» **TAREFAS**:
A - Reescreva em forma de lista o parágrafo do texto citado que começa com "Em poucas semanas", mantendo seus fatos principais.
B - Segundo o texto citado, desde quando Muammar Kaddafi governava a Líbia?

» **TEXTO CITADO**:
———
Em questão de dias, o exemplo desses jovens e globalizados tunisianos insuflou os ânimos dos jovens argelinos, líbios e jordanianos, todos vivenciando regimes despóticos há décadas. Muitos desses nasceram e cresceram sob a autoridade desses regimes, sem jamais terem conhecido a democracia, como foi o caso da Líbia, governada desde a década de 60 por Muammar Kaddafi, até a deposição e morte deste, em meio aos protestos. O brado de liberdade seguiu como um rastilho de pólvora, atingindo dezenas de Estados na confluência do Oriente Médio e do Norte da África. No Egito, onde a revolta iniciou-se em janeiro de 2011, manifestações reuniram no somatório geral, mais de um milhão de pessoas, tornando a Praça Tahir, no centro do Cairo, o grande emblema da primavera dos povos islâmicos em busca de autoafirmação.

Em poucas semanas, os grandes protestos alastraram-se para o Bahrein, Djibuti, Iraque, Síria, Omã e Iêmen e protestos menores ocorreram no Kuwait, Líbano, Mauritânia, Marrocos, Arábia Saudita, Sudão e no Saara Ocidental. Como resultado, presidentes foram depostos (Egito, Tunísia), guerras civis precipitaram o fim de regimes e a destruição de nações (Líbia), reformas democráticas e constitucionais (Iêmen, Jordânia, Marrocos, Iraque e Bahrein) e outros ainda seguem sendo incógnitas da primavera, a despeito de seus alvos já terem dado mostras de fraqueza  e se obrigado a acatar muitas das decisões populares, caso da Síria de Bashar Al Assad [v].
———
» **DADOS FORNECIDOS**:
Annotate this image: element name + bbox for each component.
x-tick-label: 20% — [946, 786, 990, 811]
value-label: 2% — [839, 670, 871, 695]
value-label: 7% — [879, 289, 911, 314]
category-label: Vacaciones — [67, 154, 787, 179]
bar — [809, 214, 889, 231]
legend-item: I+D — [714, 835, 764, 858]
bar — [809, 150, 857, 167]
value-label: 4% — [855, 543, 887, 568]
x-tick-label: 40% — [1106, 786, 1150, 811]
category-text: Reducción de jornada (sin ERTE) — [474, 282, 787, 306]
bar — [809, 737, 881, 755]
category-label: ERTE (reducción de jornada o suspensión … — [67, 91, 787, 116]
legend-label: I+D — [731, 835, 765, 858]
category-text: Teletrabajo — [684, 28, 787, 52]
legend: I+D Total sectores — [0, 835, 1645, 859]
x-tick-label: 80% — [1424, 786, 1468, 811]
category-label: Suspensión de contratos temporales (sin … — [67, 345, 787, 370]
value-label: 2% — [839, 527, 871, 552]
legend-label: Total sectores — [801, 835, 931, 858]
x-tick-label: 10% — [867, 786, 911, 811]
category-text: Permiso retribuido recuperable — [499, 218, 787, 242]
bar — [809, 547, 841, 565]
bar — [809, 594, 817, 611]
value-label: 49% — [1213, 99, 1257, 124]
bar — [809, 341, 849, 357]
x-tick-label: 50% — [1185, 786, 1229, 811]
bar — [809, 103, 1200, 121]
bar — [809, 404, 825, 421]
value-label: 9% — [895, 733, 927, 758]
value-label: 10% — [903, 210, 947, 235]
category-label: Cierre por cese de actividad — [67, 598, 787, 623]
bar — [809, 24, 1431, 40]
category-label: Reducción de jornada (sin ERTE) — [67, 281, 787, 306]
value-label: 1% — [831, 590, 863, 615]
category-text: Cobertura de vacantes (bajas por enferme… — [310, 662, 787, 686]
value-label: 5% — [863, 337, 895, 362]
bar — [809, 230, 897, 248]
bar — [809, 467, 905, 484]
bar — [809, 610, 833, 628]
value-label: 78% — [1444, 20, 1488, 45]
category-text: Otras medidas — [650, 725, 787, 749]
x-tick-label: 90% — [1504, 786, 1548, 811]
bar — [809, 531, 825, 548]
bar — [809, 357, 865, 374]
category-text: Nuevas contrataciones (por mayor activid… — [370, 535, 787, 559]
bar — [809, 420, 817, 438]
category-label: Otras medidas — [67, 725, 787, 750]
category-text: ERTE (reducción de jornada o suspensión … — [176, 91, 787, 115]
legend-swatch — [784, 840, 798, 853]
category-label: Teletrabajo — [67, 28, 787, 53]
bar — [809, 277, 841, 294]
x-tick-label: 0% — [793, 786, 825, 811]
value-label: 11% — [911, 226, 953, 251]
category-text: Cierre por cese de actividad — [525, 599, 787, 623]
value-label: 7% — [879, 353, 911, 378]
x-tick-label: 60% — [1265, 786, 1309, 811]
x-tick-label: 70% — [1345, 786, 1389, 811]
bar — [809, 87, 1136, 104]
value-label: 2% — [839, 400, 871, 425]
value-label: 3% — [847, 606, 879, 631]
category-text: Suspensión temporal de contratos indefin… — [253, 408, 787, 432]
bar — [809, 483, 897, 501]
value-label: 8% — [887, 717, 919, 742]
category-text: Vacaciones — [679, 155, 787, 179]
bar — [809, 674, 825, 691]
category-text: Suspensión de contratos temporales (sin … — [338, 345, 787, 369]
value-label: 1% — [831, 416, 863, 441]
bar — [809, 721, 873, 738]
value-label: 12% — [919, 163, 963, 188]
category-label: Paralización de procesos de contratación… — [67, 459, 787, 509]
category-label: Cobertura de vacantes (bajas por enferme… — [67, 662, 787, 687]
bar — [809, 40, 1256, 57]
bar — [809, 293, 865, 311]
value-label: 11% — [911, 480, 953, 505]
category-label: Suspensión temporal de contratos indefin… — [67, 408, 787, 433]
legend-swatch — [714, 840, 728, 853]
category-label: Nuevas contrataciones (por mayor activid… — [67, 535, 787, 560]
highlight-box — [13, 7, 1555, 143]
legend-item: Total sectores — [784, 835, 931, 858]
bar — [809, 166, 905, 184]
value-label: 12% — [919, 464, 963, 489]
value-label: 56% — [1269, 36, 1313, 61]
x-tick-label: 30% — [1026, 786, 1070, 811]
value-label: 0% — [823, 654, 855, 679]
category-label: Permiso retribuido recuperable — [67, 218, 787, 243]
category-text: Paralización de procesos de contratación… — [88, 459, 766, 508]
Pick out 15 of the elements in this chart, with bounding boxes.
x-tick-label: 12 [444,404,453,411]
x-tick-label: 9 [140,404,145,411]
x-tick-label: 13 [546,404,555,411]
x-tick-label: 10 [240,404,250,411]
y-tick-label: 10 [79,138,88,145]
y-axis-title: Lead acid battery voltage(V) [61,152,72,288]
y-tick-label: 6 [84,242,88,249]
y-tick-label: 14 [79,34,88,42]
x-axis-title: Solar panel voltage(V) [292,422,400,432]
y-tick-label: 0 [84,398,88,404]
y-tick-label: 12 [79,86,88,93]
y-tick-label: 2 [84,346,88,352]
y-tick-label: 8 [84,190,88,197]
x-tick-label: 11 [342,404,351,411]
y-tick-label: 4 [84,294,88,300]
———
» **RESPOSTAS POR TAREFA**:
A -
- Em poucas semanas, grandes protestos se espalharam para Bahrein, Djibuti, Iraque, Síria, Omã e Iêmen.
- Protestos menores ocorreram no Kuwait, Líbano, Mauritânia, Marrocos, Arábia Saudita, Sudão e Saara Ocidental.
- Resultados:
  - presidentes depostos no Egito e na Tunísia;
  - na Líbia, guerras civis precipitaram o fim do regime e a destruição da nação;
  - reformas democráticas e constitucionais no Iêmen, Jordânia, Marrocos, Iraque e Bahrein;
  - outros casos seguem como incógnitas, caso da Síria de Bashar Al Assad. Lá o regime já deu mostras de fraqueza e se obrigou a acatar muitas decisões populares.

B - Desde a década de 60.